== Written exercise ==
Reproduce every entry below precisely; do not include the pictures.

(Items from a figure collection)
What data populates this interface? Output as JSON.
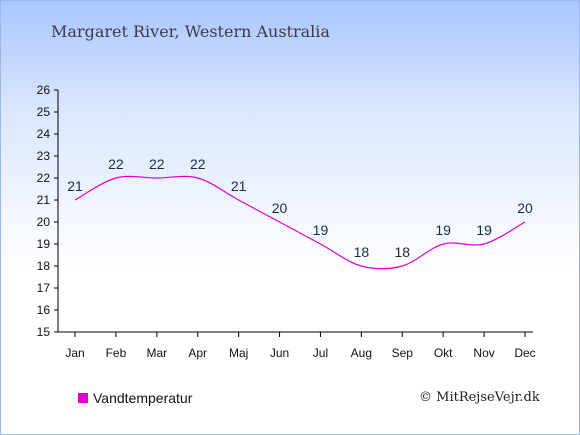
{
  "title": "Margaret River, Western Australia",
  "copyright": "© MitRejseVejr.dk",
  "colors": {
    "line": "#e000d0",
    "label": "#1a2a4a",
    "axis": "#000000"
  },
  "chart_data": {
    "type": "line",
    "categories": [
      "Jan",
      "Feb",
      "Mar",
      "Apr",
      "Maj",
      "Jun",
      "Jul",
      "Aug",
      "Sep",
      "Okt",
      "Nov",
      "Dec"
    ],
    "series": [
      {
        "name": "Vandtemperatur",
        "values": [
          21,
          22,
          22,
          22,
          21,
          20,
          19,
          18,
          18,
          19,
          19,
          20
        ]
      }
    ],
    "ylim": [
      15,
      26
    ],
    "yticks": [
      "15",
      "16",
      "17",
      "18",
      "19",
      "20",
      "21",
      "22",
      "23",
      "24",
      "25",
      "26"
    ],
    "data_labels": [
      "21",
      "22",
      "22",
      "22",
      "21",
      "20",
      "19",
      "18",
      "18",
      "19",
      "19",
      "20"
    ],
    "legend": "bottom-left",
    "grid": false
  }
}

== Response to this exercise ==
What data populates this interface? Output as JSON.
{
  "title": "Margaret River, Western Australia",
  "copyright": "© MitRejseVejr.dk",
  "colors": {
    "line": "#e000d0",
    "label": "#1a2a4a",
    "axis": "#000000"
  },
  "chart_data": {
    "type": "line",
    "categories": [
      "Jan",
      "Feb",
      "Mar",
      "Apr",
      "Maj",
      "Jun",
      "Jul",
      "Aug",
      "Sep",
      "Okt",
      "Nov",
      "Dec"
    ],
    "series": [
      {
        "name": "Vandtemperatur",
        "values": [
          21,
          22,
          22,
          22,
          21,
          20,
          19,
          18,
          18,
          19,
          19,
          20
        ]
      }
    ],
    "ylim": [
      15,
      26
    ],
    "yticks": [
      "15",
      "16",
      "17",
      "18",
      "19",
      "20",
      "21",
      "22",
      "23",
      "24",
      "25",
      "26"
    ],
    "data_labels": [
      "21",
      "22",
      "22",
      "22",
      "21",
      "20",
      "19",
      "18",
      "18",
      "19",
      "19",
      "20"
    ],
    "legend": "bottom-left",
    "grid": false
  }
}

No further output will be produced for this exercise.